/---

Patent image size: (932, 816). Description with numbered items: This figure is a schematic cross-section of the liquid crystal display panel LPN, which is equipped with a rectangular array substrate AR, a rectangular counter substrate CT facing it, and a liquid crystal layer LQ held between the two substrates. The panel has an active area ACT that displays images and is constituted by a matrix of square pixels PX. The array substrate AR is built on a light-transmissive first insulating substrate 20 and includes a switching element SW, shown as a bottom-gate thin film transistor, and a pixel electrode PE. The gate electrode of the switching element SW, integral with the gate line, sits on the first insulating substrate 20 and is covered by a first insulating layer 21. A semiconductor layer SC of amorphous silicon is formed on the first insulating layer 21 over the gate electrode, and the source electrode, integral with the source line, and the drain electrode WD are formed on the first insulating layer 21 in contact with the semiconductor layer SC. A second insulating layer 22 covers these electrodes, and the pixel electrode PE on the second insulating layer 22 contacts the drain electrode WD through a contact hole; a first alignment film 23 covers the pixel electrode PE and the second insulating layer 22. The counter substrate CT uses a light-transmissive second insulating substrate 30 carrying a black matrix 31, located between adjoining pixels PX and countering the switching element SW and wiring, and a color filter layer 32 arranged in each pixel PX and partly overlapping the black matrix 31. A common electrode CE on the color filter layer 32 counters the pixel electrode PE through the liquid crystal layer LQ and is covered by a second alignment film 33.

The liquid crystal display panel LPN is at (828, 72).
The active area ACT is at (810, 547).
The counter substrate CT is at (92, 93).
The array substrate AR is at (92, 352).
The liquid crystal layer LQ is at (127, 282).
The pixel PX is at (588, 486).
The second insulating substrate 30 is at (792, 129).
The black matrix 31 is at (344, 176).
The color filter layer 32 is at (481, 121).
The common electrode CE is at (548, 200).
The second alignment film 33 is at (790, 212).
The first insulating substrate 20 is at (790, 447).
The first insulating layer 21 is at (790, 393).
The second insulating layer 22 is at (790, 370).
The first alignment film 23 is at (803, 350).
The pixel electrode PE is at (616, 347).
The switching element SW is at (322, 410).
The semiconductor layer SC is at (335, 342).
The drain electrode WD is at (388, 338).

\---
/---

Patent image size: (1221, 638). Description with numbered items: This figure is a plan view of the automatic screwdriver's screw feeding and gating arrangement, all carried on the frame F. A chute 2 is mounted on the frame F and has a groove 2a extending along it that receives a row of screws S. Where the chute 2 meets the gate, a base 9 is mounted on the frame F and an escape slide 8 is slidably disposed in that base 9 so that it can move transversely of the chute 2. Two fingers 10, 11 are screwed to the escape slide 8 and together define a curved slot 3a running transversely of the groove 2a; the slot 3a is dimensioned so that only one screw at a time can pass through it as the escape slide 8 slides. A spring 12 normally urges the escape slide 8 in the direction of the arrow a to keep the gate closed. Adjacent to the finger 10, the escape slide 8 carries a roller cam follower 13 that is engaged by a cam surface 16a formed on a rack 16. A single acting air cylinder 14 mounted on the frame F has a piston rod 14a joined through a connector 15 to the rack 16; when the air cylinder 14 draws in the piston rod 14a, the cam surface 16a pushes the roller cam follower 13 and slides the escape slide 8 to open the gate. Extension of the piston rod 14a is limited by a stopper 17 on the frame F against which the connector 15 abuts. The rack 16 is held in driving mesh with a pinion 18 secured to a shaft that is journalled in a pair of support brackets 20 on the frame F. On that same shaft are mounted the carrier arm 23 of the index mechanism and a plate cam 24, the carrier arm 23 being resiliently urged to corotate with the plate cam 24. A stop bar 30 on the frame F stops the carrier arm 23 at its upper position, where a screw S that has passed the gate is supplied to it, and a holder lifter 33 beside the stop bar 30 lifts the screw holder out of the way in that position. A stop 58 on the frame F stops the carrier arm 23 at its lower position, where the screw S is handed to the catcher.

\---
/---

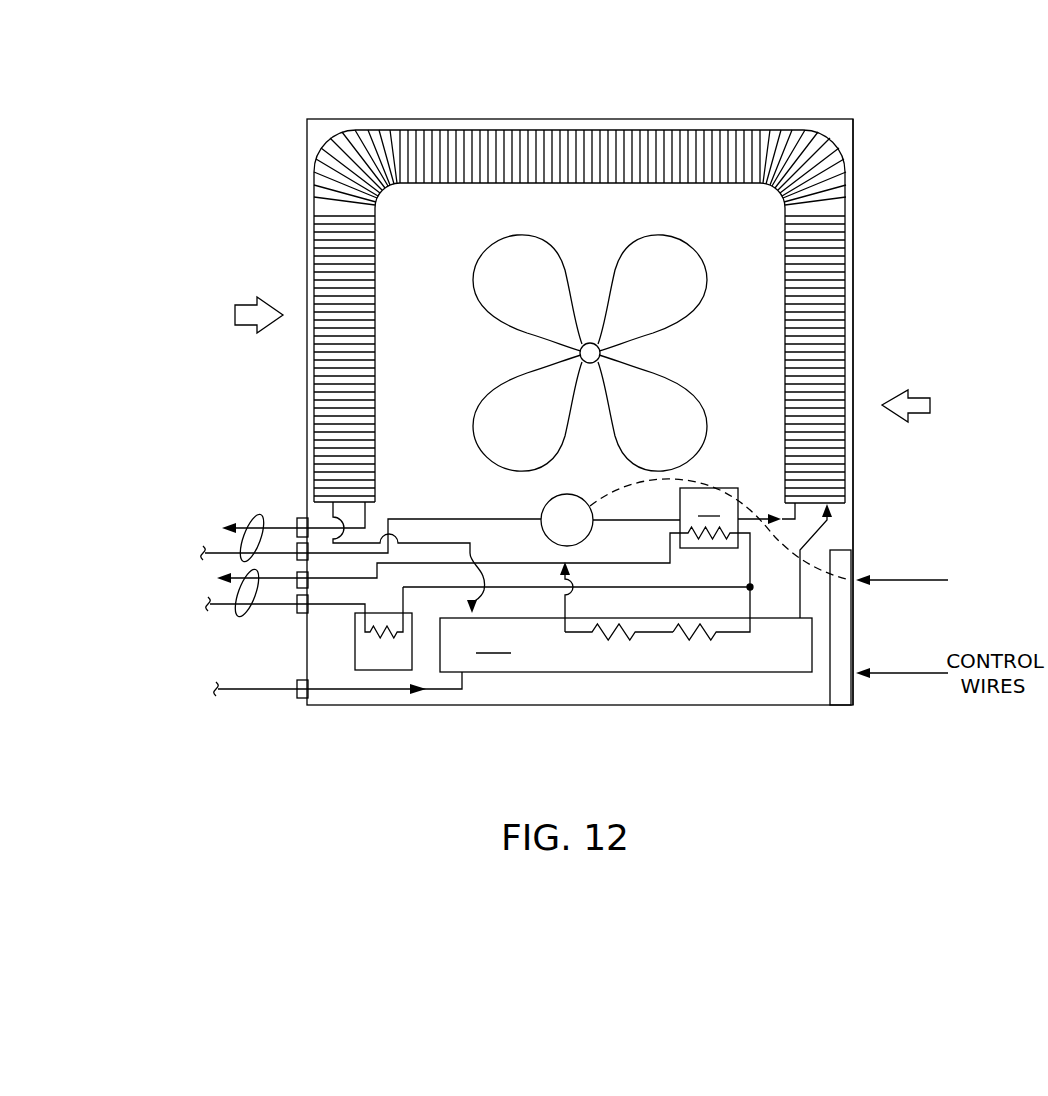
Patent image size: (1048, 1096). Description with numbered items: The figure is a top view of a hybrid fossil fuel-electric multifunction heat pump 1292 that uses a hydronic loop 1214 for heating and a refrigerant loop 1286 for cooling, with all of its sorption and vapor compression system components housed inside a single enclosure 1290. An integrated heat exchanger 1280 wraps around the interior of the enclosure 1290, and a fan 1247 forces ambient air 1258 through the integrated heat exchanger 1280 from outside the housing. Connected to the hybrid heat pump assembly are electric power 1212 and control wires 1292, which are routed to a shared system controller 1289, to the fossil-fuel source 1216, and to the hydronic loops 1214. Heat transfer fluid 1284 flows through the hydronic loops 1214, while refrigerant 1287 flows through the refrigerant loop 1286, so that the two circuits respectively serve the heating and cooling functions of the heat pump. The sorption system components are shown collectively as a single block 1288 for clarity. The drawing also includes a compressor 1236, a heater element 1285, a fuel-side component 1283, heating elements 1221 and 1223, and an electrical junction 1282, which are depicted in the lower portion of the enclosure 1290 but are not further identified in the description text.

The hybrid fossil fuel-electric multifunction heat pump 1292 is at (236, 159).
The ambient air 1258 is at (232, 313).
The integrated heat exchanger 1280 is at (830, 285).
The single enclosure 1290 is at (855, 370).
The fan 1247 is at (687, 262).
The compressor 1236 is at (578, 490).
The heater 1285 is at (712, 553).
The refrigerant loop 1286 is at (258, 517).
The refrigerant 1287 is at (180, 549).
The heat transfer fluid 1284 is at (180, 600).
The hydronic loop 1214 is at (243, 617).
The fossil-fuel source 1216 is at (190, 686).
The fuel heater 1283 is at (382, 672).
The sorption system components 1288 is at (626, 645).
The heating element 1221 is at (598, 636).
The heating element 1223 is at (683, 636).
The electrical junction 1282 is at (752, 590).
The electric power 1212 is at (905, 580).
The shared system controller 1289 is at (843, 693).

\---

» 书面指令
能否从含有“Patent image size: (932, 816).”的那一行开始，一直到含有“The pixel PX is at (588, 486).”的那一行为止（首尾两行都算在内），把这些行重写一遍，将“schematic”替换为“simplified”，其余内容保持不变？

» 完整答案
Patent image size: (932, 816). Description with numbered items: This figure is a simplified cross-section of the liquid crystal display panel LPN, which is equipped with a rectangular array substrate AR, a rectangular counter substrate CT facing it, and a liquid crystal layer LQ held between the two substrates. The panel has an active area ACT that displays images and is constituted by a matrix of square pixels PX. The array substrate AR is built on a light-transmissive first insulating substrate 20 and includes a switching element SW, shown as a bottom-gate thin film transistor, and a pixel electrode PE. The gate electrode of the switching element SW, integral with the gate line, sits on the first insulating substrate 20 and is covered by a first insulating layer 21. A semiconductor layer SC of amorphous silicon is formed on the first insulating layer 21 over the gate electrode, and the source electrode, integral with the source line, and the drain electrode WD are formed on the first insulating layer 21 in contact with the semiconductor layer SC. A second insulating layer 22 covers these electrodes, and the pixel electrode PE on the second insulating layer 22 contacts the drain electrode WD through a contact hole; a first alignment film 23 covers the pixel electrode PE and the second insulating layer 22. The counter substrate CT uses a light-transmissive second insulating substrate 30 carrying a black matrix 31, located between adjoining pixels PX and countering the switching element SW and wiring, and a color filter layer 32 arranged in each pixel PX and partly overlapping the black matrix 31. A common electrode CE on the color filter layer 32 counters the pixel electrode PE through the liquid crystal layer LQ and is covered by a second alignment film 33.

The liquid crystal display panel LPN is at (828, 72).
The active area ACT is at (810, 547).
The counter substrate CT is at (92, 93).
The array substrate AR is at (92, 352).
The liquid crystal layer LQ is at (127, 282).
The pixel PX is at (588, 486).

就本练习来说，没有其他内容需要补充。